## Extracted entries
-------------------------

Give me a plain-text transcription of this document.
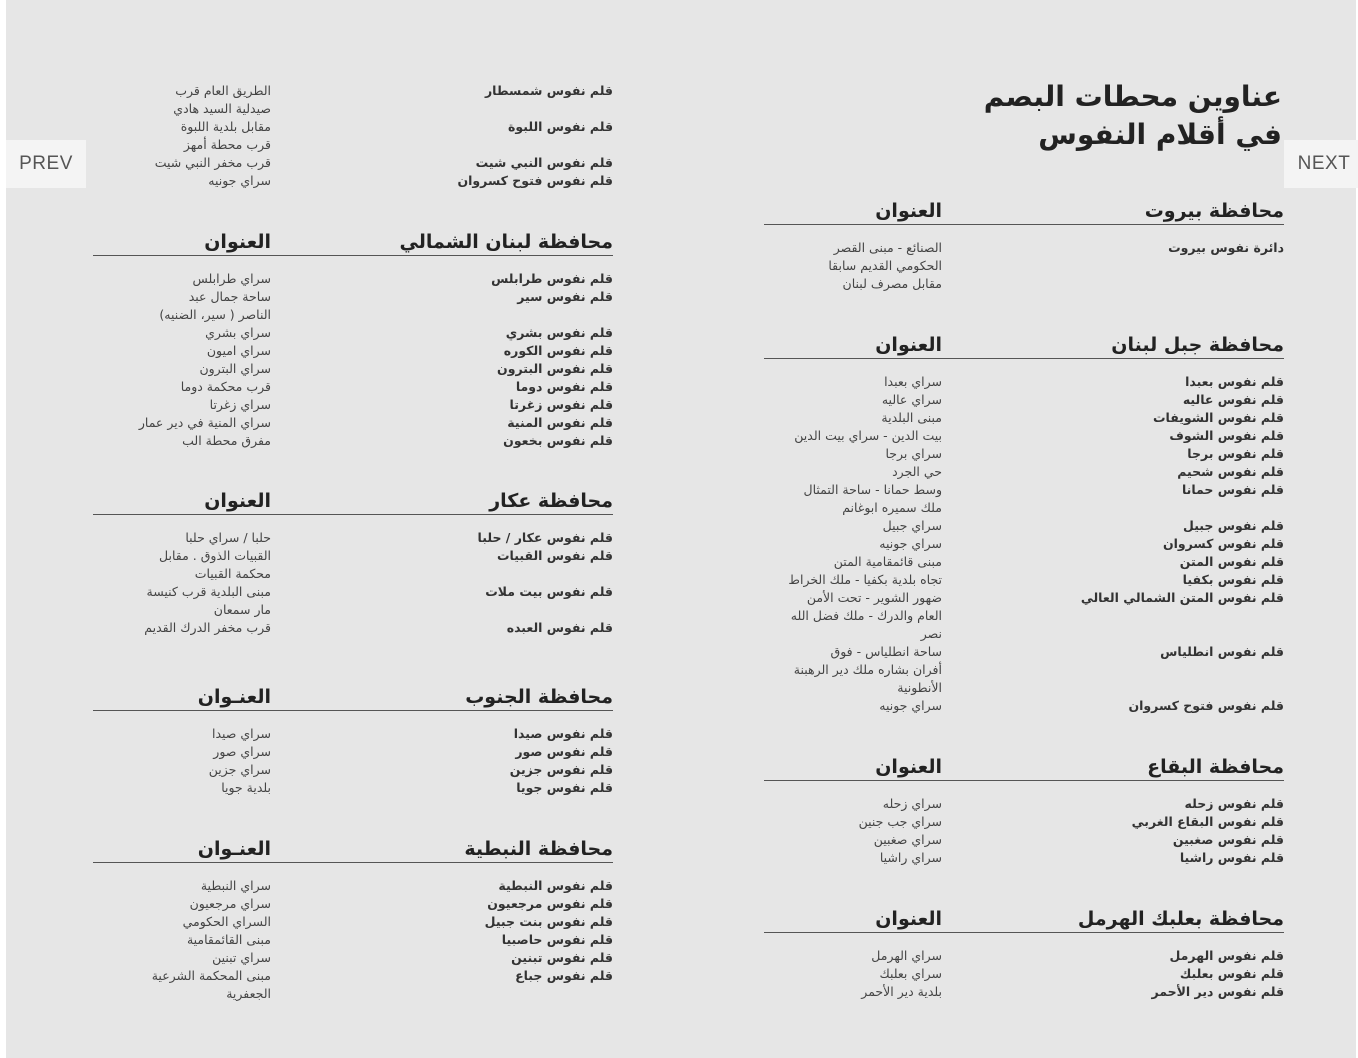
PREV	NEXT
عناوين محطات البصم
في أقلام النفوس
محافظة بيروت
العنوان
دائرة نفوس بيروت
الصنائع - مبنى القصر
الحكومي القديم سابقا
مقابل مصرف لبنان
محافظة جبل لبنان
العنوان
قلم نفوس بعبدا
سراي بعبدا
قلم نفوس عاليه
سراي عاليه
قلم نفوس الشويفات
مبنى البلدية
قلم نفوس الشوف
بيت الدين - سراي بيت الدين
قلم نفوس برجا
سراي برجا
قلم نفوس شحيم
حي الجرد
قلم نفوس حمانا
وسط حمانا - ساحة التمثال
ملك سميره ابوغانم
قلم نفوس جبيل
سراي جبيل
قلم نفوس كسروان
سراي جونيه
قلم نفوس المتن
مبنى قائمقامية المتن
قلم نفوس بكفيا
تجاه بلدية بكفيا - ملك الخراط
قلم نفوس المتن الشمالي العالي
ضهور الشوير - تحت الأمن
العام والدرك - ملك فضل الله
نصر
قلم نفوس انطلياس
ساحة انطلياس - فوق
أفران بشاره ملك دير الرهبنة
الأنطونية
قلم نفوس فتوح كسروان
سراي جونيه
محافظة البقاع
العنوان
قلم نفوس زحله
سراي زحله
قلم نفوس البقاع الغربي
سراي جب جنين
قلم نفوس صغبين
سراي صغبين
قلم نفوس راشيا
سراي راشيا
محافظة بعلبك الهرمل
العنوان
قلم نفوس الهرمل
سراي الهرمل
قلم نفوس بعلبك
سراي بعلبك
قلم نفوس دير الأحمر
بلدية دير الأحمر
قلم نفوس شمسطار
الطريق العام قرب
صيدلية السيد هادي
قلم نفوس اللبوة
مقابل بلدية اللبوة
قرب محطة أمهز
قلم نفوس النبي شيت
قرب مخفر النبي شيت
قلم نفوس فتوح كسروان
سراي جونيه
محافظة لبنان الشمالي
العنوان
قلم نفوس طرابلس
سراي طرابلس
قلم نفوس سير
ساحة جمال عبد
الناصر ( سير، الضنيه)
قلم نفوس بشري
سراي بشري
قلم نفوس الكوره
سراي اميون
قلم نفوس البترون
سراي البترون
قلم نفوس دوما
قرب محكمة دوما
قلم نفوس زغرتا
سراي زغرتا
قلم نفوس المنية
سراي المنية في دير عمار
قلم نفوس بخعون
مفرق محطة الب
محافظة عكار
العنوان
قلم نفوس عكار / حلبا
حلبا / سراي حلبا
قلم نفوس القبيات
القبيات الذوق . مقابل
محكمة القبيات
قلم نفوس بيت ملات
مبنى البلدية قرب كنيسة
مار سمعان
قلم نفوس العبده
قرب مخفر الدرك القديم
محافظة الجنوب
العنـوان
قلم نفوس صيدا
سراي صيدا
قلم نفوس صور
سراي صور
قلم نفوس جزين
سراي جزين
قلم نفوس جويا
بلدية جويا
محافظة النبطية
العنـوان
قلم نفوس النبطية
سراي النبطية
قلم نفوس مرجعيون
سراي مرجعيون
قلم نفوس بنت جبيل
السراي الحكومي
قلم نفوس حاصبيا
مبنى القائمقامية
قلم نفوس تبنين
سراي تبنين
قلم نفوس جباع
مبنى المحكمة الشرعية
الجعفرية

-------------------------

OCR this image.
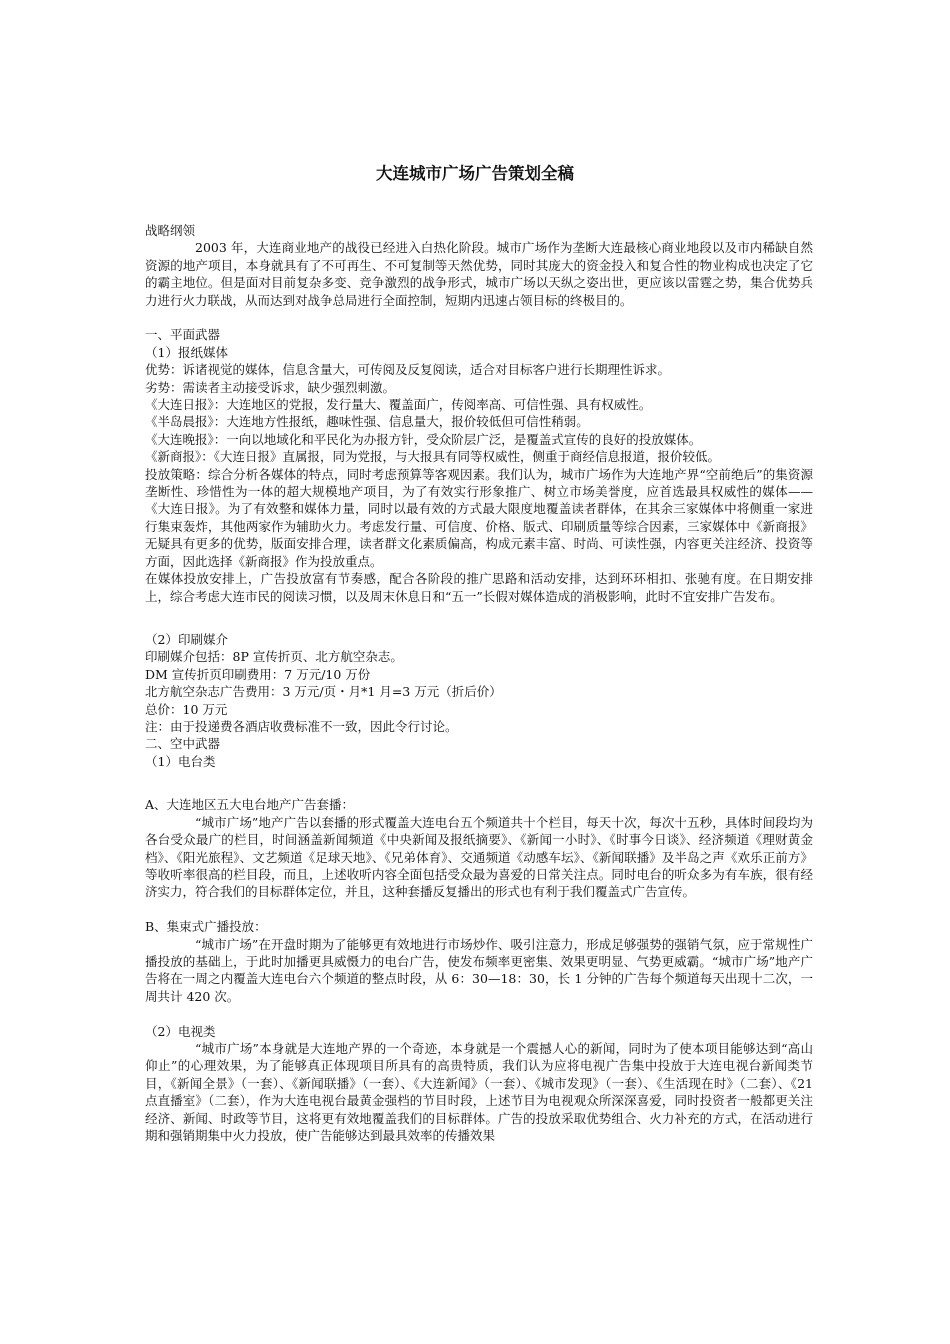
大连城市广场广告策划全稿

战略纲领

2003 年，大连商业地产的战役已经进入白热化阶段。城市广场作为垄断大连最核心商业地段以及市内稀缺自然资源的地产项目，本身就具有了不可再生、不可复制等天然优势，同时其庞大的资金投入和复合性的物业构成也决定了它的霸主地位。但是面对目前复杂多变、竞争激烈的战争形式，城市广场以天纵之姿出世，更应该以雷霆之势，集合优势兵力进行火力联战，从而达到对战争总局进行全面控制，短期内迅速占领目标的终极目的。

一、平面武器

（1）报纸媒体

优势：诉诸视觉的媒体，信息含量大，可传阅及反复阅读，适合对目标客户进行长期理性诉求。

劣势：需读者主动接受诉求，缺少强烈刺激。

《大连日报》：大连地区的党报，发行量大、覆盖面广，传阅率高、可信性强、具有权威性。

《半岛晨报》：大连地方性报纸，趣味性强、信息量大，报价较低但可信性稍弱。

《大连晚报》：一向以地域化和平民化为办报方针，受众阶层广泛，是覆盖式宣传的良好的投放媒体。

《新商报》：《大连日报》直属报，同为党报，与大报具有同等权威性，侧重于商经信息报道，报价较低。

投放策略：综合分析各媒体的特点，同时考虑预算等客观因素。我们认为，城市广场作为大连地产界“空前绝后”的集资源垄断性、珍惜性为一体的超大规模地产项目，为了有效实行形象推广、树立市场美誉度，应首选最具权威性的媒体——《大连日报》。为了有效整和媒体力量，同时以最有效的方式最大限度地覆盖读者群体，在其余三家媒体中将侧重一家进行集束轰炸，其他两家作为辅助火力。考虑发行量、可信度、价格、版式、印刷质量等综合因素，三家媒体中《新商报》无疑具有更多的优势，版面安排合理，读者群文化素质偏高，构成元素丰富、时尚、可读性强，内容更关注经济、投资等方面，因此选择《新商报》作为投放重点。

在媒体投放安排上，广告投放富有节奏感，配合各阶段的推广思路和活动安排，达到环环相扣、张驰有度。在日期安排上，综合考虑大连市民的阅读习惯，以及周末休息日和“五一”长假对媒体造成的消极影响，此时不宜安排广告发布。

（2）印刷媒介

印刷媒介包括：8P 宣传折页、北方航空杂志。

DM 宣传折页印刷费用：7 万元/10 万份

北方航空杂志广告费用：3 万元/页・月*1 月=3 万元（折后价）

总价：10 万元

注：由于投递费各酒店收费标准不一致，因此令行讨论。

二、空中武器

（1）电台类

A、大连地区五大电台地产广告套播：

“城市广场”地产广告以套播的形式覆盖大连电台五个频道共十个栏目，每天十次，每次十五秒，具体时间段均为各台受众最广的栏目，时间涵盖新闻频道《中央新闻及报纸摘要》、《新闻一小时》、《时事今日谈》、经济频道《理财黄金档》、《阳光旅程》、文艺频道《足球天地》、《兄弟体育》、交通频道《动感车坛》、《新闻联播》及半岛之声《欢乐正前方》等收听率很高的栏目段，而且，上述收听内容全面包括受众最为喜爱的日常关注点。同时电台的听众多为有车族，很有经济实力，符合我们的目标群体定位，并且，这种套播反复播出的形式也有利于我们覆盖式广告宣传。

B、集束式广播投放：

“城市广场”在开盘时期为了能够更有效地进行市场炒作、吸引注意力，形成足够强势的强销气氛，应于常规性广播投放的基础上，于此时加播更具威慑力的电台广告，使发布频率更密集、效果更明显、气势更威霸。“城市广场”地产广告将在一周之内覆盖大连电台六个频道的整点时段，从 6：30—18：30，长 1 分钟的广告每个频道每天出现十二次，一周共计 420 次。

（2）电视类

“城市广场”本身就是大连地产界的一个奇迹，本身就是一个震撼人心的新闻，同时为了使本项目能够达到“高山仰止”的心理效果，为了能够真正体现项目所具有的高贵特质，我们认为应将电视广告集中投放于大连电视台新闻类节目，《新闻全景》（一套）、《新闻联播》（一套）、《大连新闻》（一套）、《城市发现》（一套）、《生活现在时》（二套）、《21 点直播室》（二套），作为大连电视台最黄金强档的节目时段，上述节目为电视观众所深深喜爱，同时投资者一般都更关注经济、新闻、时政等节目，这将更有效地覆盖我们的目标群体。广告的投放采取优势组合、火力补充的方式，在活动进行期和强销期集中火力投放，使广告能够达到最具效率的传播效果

-------------------------

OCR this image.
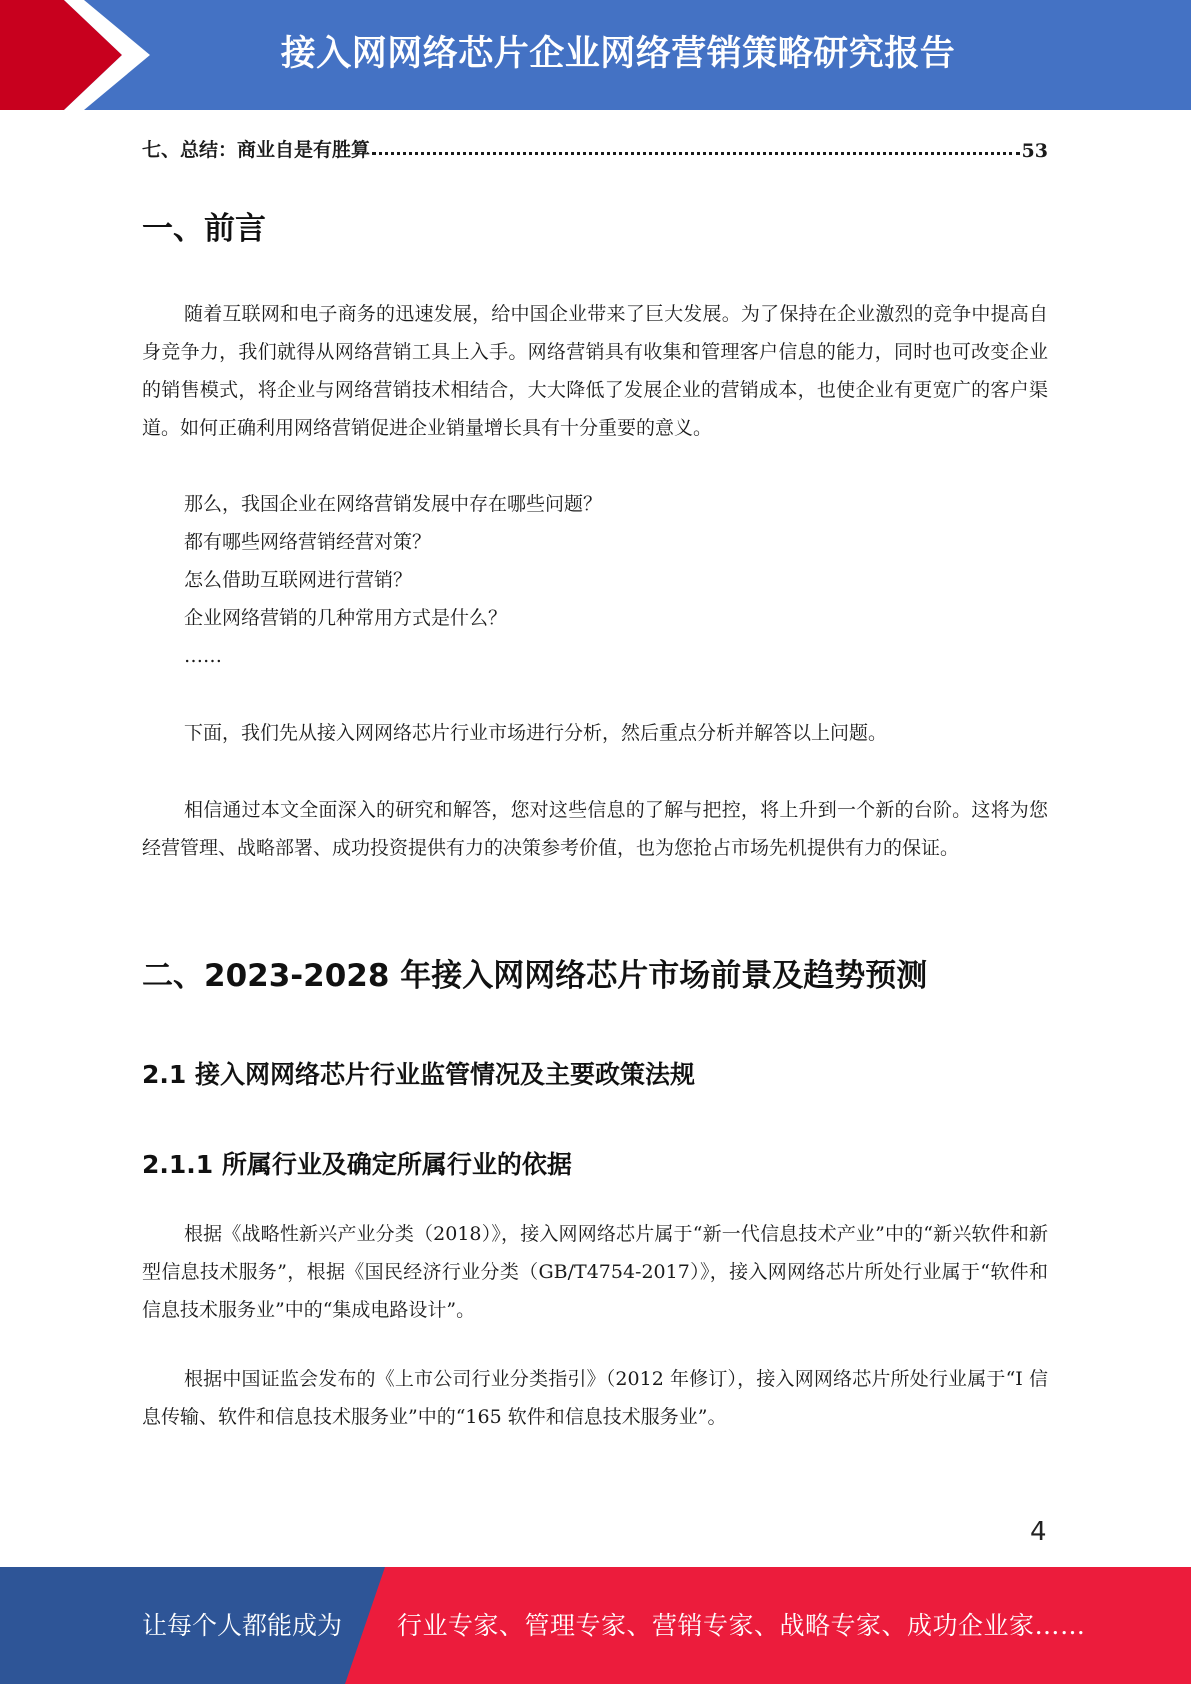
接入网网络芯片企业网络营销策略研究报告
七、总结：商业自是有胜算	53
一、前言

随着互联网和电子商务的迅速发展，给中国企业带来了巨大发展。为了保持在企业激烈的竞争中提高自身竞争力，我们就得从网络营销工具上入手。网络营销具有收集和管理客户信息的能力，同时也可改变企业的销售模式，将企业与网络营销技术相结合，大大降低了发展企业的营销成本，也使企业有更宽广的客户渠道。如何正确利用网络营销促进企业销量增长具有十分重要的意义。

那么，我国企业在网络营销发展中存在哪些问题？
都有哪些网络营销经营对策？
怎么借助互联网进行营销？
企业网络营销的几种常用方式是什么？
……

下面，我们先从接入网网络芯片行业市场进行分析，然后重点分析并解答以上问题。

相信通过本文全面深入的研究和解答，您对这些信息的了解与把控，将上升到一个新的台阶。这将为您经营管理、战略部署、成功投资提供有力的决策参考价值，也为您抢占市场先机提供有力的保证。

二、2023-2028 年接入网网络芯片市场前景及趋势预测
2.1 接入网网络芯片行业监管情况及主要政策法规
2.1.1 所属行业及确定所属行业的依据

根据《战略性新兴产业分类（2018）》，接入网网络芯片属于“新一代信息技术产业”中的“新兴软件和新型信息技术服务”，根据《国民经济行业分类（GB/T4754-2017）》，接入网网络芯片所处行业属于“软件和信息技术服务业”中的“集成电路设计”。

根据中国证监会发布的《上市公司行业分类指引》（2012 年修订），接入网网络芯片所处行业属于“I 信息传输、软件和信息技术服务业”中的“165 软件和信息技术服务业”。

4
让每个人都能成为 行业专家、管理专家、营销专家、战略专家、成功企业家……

-------------------------

## Problem requirements
From the entries above, copy every line that holds the word "محافظة".

## Expected answer
محافظة بيروت
محافظة جبل لبنان
محافظة البقاع
محافظة بعلبك الهرمل
محافظة لبنان الشمالي
محافظة عكار
محافظة الجنوب
محافظة النبطية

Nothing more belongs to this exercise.